**PROBLEM DESCRIPTION:** Write out the whole of the material exactly.
— START INFORMATION PROVIDED —
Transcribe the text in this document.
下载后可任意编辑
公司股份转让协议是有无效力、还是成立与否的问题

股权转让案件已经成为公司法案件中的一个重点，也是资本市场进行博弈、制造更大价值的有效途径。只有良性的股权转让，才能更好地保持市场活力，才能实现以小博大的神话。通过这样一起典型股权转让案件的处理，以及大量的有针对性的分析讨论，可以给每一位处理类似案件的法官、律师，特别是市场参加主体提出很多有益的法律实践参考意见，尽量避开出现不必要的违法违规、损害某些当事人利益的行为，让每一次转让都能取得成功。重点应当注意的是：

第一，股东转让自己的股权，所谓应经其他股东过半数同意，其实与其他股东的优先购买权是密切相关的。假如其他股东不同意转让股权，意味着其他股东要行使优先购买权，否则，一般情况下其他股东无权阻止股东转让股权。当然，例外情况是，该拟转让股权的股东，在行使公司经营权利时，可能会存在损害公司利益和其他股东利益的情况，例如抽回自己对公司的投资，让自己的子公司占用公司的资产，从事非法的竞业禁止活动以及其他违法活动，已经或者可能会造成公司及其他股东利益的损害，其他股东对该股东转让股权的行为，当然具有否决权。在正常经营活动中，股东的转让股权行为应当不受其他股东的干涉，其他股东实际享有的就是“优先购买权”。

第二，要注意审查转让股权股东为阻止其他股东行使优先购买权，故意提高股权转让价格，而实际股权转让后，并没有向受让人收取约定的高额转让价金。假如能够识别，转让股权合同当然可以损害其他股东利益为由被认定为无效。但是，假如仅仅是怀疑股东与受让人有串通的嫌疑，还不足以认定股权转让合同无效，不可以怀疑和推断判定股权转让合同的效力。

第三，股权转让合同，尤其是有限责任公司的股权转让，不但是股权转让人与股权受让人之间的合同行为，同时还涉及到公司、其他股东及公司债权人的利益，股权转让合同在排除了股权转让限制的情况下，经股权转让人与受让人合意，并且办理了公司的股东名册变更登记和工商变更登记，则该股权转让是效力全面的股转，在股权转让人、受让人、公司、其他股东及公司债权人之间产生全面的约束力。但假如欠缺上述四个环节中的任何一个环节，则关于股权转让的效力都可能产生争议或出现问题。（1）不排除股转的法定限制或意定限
— END INFORMATION PROVIDED —
**THE OUTPUT:**
Transcribe the text in this document.
下载后可任意编辑
公司股份转让协议是有无效力、还是成立与否的问题

股权转让案件已经成为公司法案件中的一个重点，也是资本市场进行博弈、制造更大价值的有效途径。只有良性的股权转让，才能更好地保持市场活力，才能实现以小博大的神话。通过这样一起典型股权转让案件的处理，以及大量的有针对性的分析讨论，可以给每一位处理类似案件的法官、律师，特别是市场参加主体提出很多有益的法律实践参考意见，尽量避开出现不必要的违法违规、损害某些当事人利益的行为，让每一次转让都能取得成功。重点应当注意的是：

第一，股东转让自己的股权，所谓应经其他股东过半数同意，其实与其他股东的优先购买权是密切相关的。假如其他股东不同意转让股权，意味着其他股东要行使优先购买权，否则，一般情况下其他股东无权阻止股东转让股权。当然，例外情况是，该拟转让股权的股东，在行使公司经营权利时，可能会存在损害公司利益和其他股东利益的情况，例如抽回自己对公司的投资，让自己的子公司占用公司的资产，从事非法的竞业禁止活动以及其他违法活动，已经或者可能会造成公司及其他股东利益的损害，其他股东对该股东转让股权的行为，当然具有否决权。在正常经营活动中，股东的转让股权行为应当不受其他股东的干涉，其他股东实际享有的就是“优先购买权”。

第二，要注意审查转让股权股东为阻止其他股东行使优先购买权，故意提高股权转让价格，而实际股权转让后，并没有向受让人收取约定的高额转让价金。假如能够识别，转让股权合同当然可以损害其他股东利益为由被认定为无效。但是，假如仅仅是怀疑股东与受让人有串通的嫌疑，还不足以认定股权转让合同无效，不可以怀疑和推断判定股权转让合同的效力。

第三，股权转让合同，尤其是有限责任公司的股权转让，不但是股权转让人与股权受让人之间的合同行为，同时还涉及到公司、其他股东及公司债权人的利益，股权转让合同在排除了股权转让限制的情况下，经股权转让人与受让人合意，并且办理了公司的股东名册变更登记和工商变更登记，则该股权转让是效力全面的股转，在股权转让人、受让人、公司、其他股东及公司债权人之间产生全面的约束力。但假如欠缺上述四个环节中的任何一个环节，则关于股权转让的效力都可能产生争议或出现问题。（1）不排除股转的法定限制或意定限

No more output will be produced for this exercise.